** start **

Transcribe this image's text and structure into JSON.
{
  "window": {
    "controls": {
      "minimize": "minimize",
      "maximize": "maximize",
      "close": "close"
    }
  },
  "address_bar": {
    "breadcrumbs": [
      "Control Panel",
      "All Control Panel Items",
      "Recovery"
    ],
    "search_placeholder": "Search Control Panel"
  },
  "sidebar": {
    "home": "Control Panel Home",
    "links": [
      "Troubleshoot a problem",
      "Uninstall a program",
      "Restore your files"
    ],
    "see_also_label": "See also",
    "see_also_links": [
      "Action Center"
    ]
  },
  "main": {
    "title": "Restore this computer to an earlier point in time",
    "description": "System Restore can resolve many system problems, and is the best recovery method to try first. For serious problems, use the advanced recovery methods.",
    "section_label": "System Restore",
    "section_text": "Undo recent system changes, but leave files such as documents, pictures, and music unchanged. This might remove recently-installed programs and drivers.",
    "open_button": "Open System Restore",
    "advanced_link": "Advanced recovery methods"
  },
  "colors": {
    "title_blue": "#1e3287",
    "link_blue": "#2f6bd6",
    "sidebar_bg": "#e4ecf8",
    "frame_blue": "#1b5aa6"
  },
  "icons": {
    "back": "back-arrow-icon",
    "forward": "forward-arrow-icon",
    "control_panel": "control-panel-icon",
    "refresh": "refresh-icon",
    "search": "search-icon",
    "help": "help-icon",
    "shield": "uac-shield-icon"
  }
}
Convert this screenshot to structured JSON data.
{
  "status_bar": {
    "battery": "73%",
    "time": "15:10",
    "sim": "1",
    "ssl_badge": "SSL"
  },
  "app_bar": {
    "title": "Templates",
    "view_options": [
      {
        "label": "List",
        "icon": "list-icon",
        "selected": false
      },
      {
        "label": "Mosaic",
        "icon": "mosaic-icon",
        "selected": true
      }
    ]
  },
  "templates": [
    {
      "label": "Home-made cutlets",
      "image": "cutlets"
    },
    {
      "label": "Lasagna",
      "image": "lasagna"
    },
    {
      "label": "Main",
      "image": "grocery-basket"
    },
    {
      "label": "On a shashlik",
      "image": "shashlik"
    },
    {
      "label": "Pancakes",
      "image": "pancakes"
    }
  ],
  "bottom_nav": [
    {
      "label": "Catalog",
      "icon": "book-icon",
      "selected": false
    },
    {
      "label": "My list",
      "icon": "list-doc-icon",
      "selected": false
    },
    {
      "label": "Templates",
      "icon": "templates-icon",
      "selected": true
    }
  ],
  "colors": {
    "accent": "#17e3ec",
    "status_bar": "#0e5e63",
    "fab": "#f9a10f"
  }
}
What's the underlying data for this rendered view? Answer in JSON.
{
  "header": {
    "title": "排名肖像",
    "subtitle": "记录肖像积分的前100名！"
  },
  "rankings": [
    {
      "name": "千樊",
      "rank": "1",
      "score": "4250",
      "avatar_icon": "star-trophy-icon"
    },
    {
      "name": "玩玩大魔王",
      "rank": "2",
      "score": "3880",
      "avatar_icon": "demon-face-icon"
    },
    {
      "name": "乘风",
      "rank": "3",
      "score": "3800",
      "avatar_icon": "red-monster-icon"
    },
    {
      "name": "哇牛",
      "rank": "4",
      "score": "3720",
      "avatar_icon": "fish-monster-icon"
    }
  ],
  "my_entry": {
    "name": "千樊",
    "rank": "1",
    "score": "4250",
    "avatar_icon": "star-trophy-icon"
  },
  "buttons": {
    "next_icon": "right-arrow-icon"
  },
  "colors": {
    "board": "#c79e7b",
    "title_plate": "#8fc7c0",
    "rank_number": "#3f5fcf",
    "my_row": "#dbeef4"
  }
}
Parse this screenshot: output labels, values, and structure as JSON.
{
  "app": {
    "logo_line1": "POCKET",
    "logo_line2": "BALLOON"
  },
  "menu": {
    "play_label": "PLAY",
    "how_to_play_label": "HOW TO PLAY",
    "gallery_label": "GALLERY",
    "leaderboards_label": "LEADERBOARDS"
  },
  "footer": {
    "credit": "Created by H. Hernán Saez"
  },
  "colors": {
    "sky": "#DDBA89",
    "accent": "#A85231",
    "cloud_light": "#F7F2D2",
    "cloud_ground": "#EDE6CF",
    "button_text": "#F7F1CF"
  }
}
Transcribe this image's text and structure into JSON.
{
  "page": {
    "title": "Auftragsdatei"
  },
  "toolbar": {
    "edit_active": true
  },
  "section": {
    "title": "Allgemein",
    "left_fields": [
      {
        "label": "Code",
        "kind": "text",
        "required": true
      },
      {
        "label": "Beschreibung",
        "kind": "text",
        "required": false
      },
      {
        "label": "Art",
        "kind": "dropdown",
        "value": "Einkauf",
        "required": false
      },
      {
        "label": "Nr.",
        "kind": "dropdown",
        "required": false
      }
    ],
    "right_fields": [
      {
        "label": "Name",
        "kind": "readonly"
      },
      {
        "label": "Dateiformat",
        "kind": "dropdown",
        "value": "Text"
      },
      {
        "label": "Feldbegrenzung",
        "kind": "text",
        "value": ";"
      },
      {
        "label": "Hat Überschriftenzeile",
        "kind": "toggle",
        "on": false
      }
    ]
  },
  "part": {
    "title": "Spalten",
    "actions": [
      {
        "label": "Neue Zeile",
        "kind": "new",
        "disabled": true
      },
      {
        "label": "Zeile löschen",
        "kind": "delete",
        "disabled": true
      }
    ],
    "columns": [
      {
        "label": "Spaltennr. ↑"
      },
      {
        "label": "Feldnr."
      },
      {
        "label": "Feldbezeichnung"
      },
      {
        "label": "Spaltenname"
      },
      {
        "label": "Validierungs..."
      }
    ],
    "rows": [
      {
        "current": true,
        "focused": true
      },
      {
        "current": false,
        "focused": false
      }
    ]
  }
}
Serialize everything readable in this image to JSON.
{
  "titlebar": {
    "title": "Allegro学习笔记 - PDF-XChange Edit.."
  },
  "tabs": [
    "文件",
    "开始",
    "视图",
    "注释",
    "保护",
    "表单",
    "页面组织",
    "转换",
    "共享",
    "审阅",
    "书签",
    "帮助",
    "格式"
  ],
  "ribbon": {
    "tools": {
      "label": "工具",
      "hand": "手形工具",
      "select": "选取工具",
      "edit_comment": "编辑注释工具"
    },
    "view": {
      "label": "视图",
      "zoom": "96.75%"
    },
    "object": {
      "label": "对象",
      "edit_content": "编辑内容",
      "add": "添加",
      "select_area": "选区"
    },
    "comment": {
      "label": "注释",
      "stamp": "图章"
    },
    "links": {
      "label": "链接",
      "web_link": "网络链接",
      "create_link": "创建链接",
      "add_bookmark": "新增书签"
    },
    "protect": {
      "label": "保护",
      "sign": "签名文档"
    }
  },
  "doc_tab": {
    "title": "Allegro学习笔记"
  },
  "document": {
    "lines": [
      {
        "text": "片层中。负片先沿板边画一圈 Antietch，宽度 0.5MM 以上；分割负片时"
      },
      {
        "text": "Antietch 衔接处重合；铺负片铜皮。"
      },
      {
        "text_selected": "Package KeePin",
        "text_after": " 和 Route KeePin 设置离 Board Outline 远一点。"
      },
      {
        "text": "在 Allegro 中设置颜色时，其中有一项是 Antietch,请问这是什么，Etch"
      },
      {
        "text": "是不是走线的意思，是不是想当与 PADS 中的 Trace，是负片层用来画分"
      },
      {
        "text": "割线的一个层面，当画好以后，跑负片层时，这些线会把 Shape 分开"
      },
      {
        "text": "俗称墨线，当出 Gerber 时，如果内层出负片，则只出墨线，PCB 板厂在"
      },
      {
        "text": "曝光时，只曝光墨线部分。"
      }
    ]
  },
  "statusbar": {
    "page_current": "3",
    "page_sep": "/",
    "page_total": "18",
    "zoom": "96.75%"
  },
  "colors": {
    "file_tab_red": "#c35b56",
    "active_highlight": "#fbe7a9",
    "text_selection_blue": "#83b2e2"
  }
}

** end **

--- Your instructions ---
Identify the lines that hold the word "data". Copy every one of them.

--- Solved problem ---
Convert this screenshot to structured JSON data.
What's the underlying data for this rendered view? Answer in JSON.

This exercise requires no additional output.